**Objective**
Reproduce each line from the records that holds "hành".

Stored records
══════════

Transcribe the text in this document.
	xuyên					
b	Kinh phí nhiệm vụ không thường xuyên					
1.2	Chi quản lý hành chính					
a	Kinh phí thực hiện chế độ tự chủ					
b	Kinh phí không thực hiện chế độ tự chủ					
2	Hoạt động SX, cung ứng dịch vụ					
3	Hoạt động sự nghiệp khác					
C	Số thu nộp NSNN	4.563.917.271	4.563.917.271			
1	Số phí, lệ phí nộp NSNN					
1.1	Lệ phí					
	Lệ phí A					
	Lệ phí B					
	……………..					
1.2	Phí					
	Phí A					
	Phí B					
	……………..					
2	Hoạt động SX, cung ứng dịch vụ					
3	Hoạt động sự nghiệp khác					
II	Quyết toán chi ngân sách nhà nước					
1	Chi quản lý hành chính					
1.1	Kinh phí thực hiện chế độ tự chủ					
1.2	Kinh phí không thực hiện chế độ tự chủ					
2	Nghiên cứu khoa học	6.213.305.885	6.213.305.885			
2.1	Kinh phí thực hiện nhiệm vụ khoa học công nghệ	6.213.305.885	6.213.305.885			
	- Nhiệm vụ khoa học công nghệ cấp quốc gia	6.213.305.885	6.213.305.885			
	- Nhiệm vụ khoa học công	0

══════════

**Answer to this task**
1.2	Chi quản lý hành chính					
1	Chi quản lý hành chính					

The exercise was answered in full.